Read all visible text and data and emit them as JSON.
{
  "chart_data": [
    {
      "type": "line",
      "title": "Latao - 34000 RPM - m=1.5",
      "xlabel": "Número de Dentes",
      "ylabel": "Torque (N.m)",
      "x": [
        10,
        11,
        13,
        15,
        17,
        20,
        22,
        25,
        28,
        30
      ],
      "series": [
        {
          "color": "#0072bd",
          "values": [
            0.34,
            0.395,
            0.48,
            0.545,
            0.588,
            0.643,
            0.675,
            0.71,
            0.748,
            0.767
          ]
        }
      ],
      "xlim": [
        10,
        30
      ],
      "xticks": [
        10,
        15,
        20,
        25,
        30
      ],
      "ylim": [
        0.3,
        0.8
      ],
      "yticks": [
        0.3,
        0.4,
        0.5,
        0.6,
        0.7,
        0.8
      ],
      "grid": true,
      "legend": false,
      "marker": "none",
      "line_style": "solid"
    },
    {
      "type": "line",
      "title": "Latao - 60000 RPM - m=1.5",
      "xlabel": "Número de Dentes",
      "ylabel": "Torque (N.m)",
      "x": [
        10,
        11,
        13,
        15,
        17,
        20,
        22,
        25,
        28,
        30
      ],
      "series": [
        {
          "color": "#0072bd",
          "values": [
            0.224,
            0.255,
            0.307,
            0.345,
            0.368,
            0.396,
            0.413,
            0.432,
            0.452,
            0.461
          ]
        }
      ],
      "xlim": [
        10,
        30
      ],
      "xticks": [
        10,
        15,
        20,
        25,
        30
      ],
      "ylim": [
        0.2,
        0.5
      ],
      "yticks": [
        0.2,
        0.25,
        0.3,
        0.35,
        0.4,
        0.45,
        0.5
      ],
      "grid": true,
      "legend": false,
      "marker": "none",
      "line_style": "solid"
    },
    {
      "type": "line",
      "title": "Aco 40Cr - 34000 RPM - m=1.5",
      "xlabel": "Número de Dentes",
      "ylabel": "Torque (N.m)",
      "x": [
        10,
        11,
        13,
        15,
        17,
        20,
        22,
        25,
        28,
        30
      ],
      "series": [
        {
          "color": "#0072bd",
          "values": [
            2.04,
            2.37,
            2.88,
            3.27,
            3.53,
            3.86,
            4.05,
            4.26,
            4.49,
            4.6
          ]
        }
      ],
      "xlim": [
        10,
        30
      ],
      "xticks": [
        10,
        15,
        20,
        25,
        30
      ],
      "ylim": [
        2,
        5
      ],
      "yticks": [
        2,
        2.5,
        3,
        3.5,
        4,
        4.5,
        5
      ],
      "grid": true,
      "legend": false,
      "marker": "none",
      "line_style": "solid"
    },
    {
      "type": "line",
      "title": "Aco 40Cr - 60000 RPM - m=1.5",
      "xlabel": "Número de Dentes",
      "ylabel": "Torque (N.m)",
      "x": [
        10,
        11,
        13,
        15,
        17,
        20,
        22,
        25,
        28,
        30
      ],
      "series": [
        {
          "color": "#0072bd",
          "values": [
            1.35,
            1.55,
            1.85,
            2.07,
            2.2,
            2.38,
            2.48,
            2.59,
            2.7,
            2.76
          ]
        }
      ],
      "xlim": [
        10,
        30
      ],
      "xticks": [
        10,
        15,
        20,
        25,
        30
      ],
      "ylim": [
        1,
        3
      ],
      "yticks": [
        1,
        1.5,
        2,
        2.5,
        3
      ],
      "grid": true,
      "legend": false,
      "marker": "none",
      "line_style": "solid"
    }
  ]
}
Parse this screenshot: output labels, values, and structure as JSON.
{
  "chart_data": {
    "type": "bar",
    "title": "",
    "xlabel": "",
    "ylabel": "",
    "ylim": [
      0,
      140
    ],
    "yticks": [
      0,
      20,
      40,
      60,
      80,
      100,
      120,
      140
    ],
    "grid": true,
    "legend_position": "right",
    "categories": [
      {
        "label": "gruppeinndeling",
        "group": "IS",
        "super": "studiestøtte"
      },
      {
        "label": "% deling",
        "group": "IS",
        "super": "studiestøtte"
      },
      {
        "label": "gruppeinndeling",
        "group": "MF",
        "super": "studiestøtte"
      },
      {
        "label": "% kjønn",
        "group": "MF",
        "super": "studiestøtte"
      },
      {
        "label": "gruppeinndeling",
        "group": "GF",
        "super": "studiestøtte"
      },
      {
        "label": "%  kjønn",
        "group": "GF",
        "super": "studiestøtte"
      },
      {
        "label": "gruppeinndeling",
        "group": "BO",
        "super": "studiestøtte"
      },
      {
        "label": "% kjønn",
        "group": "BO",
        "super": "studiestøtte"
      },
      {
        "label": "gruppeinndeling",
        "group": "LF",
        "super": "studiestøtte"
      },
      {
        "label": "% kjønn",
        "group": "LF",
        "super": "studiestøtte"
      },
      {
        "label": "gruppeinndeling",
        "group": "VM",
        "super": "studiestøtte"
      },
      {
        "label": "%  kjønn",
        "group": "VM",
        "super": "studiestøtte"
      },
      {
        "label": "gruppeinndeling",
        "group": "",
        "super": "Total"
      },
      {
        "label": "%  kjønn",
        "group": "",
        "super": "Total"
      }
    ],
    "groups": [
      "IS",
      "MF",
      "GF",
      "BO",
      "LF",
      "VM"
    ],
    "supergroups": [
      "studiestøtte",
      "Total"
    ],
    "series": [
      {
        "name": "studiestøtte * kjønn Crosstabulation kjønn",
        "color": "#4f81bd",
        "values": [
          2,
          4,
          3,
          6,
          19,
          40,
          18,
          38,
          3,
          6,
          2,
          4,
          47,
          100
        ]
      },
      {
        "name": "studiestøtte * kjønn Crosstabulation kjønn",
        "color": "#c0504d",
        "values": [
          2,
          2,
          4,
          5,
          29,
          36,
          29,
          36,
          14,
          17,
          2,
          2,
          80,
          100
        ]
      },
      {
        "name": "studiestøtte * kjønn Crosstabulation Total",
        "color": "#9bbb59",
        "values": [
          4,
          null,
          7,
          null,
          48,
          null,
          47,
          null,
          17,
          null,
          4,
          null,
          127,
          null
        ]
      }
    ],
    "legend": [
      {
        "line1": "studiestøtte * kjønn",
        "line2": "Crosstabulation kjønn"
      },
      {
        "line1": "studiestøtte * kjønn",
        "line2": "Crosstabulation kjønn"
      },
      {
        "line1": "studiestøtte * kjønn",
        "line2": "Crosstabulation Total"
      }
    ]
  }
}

————————

> Job:
Locate the lines above that contain "Latao" and copy them.

> Response:
      "title": "Latao - 34000 RPM - m=1.5",
      "title": "Latao - 60000 RPM - m=1.5",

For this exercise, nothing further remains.